■ **Exercise prompt**: Return, word for word, every line that follows.

■ **Stored dataset items**:
★ ★ ★ ★

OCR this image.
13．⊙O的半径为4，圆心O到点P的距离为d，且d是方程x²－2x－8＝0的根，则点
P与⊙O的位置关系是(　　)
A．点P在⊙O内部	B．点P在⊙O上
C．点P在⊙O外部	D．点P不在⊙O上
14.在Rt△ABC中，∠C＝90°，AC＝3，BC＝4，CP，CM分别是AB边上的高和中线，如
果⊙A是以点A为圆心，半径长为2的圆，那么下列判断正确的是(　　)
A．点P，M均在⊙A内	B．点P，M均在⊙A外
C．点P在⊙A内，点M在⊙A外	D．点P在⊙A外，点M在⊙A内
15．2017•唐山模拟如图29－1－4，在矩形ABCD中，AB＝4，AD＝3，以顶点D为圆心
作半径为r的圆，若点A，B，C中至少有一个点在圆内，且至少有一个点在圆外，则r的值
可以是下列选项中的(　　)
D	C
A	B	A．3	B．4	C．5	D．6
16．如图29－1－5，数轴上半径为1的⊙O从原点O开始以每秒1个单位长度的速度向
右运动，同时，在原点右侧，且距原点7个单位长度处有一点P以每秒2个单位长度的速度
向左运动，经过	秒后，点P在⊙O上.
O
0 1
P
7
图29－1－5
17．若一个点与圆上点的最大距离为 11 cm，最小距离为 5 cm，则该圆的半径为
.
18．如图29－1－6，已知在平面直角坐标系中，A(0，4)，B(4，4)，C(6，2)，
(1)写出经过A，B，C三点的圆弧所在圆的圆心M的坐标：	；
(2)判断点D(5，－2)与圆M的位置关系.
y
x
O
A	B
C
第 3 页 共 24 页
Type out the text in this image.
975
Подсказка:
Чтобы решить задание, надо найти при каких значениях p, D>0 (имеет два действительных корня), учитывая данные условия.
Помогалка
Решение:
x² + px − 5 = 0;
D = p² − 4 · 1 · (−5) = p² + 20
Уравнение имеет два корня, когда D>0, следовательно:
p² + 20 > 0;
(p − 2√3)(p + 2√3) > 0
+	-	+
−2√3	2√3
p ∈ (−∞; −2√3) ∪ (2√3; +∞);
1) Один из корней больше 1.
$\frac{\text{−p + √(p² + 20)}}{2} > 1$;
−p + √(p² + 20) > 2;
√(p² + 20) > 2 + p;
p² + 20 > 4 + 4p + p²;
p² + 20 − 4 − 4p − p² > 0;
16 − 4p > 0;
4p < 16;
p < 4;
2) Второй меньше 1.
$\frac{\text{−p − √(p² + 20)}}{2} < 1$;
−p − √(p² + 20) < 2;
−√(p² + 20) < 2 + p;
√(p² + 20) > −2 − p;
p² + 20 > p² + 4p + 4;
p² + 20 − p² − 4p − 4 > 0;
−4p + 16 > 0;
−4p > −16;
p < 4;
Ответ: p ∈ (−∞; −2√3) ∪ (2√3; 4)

★ ★ ★ ★

■ **Exercise result**:
OCR this image.
13．⊙O的半径为4，圆心O到点P的距离为d，且d是方程x²－2x－8＝0的根，则点
P与⊙O的位置关系是(　　)
A．点P在⊙O内部	B．点P在⊙O上
C．点P在⊙O外部	D．点P不在⊙O上
14.在Rt△ABC中，∠C＝90°，AC＝3，BC＝4，CP，CM分别是AB边上的高和中线，如
果⊙A是以点A为圆心，半径长为2的圆，那么下列判断正确的是(　　)
A．点P，M均在⊙A内	B．点P，M均在⊙A外
C．点P在⊙A内，点M在⊙A外	D．点P在⊙A外，点M在⊙A内
15．2017•唐山模拟如图29－1－4，在矩形ABCD中，AB＝4，AD＝3，以顶点D为圆心
作半径为r的圆，若点A，B，C中至少有一个点在圆内，且至少有一个点在圆外，则r的值
可以是下列选项中的(　　)
D	C
A	B	A．3	B．4	C．5	D．6
16．如图29－1－5，数轴上半径为1的⊙O从原点O开始以每秒1个单位长度的速度向
右运动，同时，在原点右侧，且距原点7个单位长度处有一点P以每秒2个单位长度的速度
向左运动，经过	秒后，点P在⊙O上.
O
0 1
P
7
图29－1－5
17．若一个点与圆上点的最大距离为 11 cm，最小距离为 5 cm，则该圆的半径为
.
18．如图29－1－6，已知在平面直角坐标系中，A(0，4)，B(4，4)，C(6，2)，
(1)写出经过A，B，C三点的圆弧所在圆的圆心M的坐标：	；
(2)判断点D(5，－2)与圆M的位置关系.
y
x
O
A	B
C
第 3 页 共 24 页
Type out the text in this image.
975
Подсказка:
Чтобы решить задание, надо найти при каких значениях p, D>0 (имеет два действительных корня), учитывая данные условия.
Помогалка
Решение:
x² + px − 5 = 0;
D = p² − 4 · 1 · (−5) = p² + 20
Уравнение имеет два корня, когда D>0, следовательно:
p² + 20 > 0;
(p − 2√3)(p + 2√3) > 0
+	-	+
−2√3	2√3
p ∈ (−∞; −2√3) ∪ (2√3; +∞);
1) Один из корней больше 1.
$\frac{\text{−p + √(p² + 20)}}{2} > 1$;
−p + √(p² + 20) > 2;
√(p² + 20) > 2 + p;
p² + 20 > 4 + 4p + p²;
p² + 20 − 4 − 4p − p² > 0;
16 − 4p > 0;
4p < 16;
p < 4;
2) Второй меньше 1.
$\frac{\text{−p − √(p² + 20)}}{2} < 1$;
−p − √(p² + 20) < 2;
−√(p² + 20) < 2 + p;
√(p² + 20) > −2 − p;
p² + 20 > p² + 4p + 4;
p² + 20 − p² − 4p − 4 > 0;
−4p + 16 > 0;
−4p > −16;
p < 4;
Ответ: p ∈ (−∞; −2√3) ∪ (2√3; 4)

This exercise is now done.